**Source records:**

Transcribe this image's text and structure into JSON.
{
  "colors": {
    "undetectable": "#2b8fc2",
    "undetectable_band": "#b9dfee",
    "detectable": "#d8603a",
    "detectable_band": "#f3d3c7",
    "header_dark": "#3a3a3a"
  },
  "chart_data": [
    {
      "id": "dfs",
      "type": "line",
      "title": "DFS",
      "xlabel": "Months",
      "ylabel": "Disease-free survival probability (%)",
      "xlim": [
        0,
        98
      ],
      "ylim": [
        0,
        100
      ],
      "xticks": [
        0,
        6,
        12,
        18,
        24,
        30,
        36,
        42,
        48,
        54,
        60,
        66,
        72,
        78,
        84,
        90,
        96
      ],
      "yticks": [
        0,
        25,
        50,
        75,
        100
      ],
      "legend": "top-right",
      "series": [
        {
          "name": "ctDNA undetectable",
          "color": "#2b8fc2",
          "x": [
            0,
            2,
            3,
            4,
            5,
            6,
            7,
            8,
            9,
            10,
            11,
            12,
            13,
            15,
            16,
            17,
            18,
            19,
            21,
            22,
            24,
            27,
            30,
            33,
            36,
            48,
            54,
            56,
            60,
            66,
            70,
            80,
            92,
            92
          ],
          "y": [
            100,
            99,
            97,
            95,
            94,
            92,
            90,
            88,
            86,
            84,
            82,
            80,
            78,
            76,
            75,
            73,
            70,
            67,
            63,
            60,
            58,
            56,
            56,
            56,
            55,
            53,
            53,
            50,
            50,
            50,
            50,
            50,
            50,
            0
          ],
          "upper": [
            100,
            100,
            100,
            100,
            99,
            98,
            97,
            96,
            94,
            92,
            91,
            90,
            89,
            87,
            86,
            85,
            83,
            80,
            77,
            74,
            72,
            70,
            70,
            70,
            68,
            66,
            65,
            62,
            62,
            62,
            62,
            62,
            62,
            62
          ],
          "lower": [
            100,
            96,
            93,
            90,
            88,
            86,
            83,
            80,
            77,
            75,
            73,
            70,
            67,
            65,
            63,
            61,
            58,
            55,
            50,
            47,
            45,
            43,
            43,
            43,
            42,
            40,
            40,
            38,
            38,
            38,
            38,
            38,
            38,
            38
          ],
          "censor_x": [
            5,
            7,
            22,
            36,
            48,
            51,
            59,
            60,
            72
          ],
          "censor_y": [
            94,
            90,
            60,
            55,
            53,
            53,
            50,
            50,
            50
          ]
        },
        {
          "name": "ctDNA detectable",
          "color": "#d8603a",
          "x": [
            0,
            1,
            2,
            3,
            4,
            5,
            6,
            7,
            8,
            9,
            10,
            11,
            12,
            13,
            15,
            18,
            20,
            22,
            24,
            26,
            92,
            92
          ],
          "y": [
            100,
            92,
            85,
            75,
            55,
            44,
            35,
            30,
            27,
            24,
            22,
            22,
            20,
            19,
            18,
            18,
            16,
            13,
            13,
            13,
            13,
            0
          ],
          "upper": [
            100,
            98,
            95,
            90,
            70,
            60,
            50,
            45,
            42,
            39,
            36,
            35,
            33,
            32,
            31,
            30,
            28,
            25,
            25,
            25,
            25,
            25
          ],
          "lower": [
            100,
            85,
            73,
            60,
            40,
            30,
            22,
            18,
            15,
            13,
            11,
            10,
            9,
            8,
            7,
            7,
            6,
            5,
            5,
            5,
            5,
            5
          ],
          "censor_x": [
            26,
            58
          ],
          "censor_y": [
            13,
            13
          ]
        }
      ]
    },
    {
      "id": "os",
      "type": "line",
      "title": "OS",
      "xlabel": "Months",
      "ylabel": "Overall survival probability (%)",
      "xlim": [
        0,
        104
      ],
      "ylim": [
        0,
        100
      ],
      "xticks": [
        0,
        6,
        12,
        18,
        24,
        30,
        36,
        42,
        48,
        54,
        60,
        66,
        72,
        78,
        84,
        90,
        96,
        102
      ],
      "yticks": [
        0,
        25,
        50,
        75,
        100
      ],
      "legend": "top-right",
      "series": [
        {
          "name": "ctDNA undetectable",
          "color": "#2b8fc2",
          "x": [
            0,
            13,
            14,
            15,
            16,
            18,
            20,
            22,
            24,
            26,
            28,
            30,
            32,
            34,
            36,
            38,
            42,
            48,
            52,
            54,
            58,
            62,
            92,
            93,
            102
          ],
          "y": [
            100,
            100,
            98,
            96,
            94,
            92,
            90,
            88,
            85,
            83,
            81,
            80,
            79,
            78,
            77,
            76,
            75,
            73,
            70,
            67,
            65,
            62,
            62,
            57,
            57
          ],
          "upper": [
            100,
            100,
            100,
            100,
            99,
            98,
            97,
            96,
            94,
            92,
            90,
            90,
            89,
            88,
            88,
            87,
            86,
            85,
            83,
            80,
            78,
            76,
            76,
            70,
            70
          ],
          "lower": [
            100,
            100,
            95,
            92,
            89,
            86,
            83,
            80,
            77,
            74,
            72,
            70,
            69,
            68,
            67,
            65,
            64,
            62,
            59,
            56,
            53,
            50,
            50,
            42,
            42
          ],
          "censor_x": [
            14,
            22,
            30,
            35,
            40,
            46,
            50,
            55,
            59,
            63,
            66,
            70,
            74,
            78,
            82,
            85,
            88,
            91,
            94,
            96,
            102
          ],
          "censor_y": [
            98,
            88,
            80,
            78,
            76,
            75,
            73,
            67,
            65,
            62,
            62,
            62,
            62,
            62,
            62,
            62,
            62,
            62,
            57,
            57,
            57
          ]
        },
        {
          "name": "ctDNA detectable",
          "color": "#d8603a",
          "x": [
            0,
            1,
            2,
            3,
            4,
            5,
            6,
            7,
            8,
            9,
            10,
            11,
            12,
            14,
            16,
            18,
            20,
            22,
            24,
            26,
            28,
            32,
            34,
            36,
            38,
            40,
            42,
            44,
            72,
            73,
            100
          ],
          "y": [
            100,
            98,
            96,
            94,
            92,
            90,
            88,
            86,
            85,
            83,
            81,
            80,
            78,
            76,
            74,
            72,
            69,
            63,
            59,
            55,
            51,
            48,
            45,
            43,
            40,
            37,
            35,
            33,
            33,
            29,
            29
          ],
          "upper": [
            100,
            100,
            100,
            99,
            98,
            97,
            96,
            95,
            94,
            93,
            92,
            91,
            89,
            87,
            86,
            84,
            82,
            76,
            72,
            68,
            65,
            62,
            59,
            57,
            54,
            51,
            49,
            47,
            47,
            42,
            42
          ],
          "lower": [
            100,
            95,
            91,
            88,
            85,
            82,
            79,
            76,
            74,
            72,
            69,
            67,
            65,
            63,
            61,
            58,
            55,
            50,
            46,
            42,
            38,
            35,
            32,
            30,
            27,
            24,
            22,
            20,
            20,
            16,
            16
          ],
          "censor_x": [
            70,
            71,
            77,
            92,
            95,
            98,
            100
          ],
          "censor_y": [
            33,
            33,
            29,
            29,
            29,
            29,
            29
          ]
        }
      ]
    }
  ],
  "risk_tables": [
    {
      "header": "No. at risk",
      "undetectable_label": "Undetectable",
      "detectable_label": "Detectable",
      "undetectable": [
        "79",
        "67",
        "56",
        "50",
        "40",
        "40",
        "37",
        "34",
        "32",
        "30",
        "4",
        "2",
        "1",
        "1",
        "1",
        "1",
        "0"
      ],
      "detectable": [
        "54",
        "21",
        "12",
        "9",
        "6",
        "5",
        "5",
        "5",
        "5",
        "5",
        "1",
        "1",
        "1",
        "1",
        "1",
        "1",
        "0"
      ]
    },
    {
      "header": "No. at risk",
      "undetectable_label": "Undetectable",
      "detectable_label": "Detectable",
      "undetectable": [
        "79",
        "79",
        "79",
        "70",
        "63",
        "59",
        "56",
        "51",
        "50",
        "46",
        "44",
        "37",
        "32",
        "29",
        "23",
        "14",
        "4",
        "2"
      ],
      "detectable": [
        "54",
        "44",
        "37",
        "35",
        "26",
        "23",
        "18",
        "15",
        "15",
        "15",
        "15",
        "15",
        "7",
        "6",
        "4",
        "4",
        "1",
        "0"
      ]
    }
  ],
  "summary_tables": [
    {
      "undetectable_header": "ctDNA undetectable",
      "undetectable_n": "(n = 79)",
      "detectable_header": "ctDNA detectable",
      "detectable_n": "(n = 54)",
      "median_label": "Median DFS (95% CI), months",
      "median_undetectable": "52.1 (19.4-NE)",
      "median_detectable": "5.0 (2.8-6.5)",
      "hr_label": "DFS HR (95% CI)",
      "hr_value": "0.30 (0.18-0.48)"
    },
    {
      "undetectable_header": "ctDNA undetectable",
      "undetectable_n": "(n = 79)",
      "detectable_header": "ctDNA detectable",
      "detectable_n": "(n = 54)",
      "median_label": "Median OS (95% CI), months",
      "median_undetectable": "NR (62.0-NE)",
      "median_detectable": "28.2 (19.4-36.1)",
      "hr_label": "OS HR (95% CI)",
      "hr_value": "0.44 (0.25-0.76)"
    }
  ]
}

**Task instructions:**
Pull out all lines from the listing that contain the string "survival".

**The reply:**
      "ylabel": "Disease-free survival probability (%)",
      "ylabel": "Overall survival probability (%)",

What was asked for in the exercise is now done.